▶ [What to do] Within the material below, find each line bearing the word "true" and present it.
↓↓↓
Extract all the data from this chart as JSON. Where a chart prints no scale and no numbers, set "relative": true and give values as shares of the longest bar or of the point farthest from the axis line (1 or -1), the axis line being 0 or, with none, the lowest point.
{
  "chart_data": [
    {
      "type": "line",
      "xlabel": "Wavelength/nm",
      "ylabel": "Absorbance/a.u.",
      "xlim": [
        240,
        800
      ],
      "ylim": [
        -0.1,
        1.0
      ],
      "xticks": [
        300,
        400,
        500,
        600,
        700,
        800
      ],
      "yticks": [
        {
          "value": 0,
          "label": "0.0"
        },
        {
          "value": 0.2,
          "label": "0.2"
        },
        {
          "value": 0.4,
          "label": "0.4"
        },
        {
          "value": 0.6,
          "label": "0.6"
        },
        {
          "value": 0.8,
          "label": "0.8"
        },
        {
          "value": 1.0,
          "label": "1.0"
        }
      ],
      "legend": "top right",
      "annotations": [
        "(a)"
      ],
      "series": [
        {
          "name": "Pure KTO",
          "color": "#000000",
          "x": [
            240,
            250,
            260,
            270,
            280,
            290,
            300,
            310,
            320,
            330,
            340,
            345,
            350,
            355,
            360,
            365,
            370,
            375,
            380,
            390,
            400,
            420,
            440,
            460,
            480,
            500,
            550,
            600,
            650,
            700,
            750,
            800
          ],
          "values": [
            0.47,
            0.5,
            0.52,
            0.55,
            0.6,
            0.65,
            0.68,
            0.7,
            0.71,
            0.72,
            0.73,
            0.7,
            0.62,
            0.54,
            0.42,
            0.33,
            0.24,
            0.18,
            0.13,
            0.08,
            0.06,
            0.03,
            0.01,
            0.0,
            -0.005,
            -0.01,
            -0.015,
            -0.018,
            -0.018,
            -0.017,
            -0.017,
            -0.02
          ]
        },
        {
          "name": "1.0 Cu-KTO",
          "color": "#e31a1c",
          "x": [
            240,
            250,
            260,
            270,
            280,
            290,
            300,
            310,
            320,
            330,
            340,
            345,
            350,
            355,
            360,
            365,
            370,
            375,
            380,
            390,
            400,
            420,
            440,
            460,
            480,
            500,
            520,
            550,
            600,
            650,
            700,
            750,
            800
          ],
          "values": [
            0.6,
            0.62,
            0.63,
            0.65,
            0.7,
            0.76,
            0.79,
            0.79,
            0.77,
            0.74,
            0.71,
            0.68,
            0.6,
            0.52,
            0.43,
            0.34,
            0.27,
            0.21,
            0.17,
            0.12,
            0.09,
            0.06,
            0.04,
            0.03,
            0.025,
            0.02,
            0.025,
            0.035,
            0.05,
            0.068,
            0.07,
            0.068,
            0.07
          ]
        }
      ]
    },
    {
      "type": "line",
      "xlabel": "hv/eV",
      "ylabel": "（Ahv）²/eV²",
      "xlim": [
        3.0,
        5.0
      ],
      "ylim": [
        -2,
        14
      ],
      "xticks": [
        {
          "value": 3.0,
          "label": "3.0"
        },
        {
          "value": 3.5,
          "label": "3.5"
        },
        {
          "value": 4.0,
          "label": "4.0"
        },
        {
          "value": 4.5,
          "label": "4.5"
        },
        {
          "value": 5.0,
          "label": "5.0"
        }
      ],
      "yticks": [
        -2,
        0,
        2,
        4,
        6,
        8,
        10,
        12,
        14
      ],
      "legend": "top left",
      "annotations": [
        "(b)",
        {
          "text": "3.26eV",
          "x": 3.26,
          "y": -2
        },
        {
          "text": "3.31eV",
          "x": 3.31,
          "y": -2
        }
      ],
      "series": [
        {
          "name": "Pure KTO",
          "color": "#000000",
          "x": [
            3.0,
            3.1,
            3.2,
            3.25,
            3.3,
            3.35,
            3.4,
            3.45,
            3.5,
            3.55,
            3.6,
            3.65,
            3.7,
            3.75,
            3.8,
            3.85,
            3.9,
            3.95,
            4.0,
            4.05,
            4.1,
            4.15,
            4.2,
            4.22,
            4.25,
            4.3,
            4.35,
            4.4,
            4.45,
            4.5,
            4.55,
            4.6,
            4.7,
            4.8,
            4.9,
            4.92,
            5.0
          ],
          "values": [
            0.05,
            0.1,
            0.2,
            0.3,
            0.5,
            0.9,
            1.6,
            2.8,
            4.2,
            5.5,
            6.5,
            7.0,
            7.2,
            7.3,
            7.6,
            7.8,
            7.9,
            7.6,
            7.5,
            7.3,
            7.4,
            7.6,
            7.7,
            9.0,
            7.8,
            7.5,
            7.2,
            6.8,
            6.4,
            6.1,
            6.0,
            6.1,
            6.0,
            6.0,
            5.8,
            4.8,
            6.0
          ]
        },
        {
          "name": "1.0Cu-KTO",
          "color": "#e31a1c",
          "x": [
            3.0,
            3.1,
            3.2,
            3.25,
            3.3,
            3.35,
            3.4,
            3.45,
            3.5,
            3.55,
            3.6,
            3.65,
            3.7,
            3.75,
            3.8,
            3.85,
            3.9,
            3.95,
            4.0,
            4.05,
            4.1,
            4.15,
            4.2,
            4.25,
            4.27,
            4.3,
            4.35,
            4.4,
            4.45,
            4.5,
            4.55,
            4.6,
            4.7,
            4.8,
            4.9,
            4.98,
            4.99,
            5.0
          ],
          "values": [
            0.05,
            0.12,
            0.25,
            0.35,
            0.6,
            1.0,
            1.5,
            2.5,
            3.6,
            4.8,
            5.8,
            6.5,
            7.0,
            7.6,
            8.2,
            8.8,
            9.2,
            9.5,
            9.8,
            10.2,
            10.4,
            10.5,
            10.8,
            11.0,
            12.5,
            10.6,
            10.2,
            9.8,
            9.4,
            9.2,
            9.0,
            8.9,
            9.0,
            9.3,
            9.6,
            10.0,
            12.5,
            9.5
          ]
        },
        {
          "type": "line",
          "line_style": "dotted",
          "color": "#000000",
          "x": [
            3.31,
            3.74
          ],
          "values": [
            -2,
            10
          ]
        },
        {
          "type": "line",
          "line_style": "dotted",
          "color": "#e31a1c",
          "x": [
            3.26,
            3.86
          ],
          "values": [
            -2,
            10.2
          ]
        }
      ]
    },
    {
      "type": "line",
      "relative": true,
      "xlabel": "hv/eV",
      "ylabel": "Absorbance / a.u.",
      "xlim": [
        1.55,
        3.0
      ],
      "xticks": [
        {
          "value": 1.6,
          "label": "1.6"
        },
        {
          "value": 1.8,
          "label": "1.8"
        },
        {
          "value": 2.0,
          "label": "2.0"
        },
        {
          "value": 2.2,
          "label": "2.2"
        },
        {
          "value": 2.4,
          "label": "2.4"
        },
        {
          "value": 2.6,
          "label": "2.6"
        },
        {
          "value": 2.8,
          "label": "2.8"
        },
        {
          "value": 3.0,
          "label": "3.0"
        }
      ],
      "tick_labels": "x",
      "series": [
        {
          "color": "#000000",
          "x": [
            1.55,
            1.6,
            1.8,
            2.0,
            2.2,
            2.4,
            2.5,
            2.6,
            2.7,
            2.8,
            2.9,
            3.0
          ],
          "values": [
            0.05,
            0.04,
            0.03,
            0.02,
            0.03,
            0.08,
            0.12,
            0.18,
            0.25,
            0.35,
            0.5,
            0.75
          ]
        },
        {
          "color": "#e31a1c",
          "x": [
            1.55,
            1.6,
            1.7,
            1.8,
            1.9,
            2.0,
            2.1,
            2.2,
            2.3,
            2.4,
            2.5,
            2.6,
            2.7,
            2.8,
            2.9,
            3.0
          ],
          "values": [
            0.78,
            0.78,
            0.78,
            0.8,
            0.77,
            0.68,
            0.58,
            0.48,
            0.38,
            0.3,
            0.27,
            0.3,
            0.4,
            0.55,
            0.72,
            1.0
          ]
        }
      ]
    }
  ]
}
↑↑↑
↓↓↓
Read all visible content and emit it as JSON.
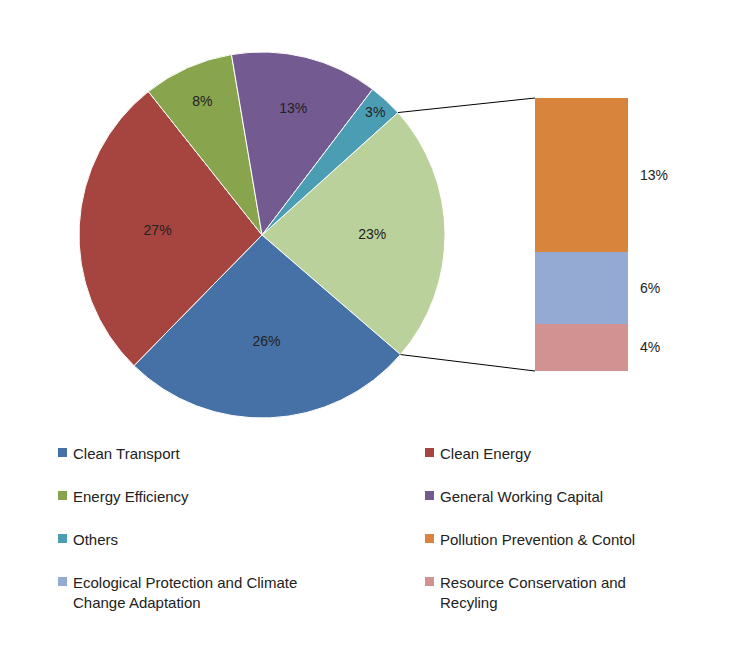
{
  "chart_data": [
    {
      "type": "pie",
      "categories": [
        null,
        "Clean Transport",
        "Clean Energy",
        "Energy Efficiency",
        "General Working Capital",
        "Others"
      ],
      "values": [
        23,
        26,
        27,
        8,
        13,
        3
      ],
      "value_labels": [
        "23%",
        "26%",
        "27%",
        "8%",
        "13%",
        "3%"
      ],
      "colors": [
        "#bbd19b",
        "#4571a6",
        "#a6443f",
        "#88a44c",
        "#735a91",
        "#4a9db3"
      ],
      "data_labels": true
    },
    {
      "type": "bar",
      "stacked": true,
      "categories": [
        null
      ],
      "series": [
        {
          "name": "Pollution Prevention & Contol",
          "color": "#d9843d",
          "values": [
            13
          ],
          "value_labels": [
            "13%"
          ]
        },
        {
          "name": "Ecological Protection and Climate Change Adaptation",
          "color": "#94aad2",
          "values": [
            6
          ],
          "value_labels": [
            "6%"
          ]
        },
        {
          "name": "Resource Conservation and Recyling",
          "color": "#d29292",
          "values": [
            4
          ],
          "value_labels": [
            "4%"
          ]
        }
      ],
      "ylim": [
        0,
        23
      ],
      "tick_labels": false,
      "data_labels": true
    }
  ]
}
↑↑↑
▶ [Complete answer]
Extract all the data from this chart as JSON. Where a chart prints no scale and no numbers, set "relative": true and give values as shares of the longest bar or of the point farthest from the axis line (1 or -1), the axis line being 0 or, with none, the lowest point.
      "relative": true,
      "data_labels": true
      "stacked": true,
      "data_labels": true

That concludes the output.